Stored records

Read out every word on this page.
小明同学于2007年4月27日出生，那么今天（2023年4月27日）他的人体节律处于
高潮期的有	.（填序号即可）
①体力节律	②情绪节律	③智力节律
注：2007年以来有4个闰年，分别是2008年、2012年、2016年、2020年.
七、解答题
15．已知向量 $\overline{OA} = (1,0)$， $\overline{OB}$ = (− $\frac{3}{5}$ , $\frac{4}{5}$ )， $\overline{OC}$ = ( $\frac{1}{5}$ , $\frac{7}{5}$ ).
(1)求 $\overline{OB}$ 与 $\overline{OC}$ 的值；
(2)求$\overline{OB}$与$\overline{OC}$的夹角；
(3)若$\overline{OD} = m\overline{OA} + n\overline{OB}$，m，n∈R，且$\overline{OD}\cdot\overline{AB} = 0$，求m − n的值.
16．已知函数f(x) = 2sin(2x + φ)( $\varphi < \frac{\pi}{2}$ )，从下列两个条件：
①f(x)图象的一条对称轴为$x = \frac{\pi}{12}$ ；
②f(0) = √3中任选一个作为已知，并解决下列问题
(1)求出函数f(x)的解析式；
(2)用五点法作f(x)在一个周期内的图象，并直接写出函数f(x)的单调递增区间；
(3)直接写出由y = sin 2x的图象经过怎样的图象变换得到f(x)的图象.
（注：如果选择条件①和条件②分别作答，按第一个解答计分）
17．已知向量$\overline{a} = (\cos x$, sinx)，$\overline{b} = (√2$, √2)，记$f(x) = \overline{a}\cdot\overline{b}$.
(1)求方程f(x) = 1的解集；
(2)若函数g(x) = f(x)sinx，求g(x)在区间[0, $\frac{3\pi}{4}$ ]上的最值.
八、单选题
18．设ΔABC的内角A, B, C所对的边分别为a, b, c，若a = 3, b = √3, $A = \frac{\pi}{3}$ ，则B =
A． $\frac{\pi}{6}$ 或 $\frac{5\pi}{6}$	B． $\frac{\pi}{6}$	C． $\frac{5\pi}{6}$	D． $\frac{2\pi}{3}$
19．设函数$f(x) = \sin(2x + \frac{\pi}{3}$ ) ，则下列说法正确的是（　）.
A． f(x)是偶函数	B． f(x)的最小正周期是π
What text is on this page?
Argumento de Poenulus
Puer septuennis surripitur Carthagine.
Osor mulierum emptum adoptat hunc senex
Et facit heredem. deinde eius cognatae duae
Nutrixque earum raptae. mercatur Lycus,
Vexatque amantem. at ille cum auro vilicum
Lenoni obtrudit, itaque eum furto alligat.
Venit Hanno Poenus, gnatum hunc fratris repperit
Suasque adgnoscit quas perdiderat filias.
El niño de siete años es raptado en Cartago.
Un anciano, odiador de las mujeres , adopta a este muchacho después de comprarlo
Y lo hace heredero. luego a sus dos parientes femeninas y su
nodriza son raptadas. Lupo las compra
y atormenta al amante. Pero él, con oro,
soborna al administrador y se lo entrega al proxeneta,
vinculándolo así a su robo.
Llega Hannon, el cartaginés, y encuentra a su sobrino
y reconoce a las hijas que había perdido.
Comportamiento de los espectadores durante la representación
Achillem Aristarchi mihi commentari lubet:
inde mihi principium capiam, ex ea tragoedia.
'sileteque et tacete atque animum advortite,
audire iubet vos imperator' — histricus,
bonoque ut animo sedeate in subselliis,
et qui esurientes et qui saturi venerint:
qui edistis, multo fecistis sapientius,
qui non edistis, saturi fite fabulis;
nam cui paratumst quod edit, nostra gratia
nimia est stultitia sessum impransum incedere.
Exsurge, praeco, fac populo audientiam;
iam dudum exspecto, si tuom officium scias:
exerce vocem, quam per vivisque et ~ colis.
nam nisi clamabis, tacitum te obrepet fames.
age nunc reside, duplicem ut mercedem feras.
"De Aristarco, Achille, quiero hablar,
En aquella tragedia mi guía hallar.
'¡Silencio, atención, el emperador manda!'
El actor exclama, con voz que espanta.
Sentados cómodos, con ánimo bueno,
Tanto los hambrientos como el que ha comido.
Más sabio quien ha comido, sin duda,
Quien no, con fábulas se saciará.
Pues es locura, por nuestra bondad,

▸ Written request
Of the lines above, copy each that contains "已知向量".

▸ Task solution
15．已知向量 $\overline{OA} = (1,0)$， $\overline{OB}$ = (− $\frac{3}{5}$ , $\frac{4}{5}$ )， $\overline{OC}$ = ( $\frac{1}{5}$ , $\frac{7}{5}$ ).
17．已知向量$\overline{a} = (\cos x$, sinx)，$\overline{b} = (√2$, √2)，记$f(x) = \overline{a}\cdot\overline{b}$.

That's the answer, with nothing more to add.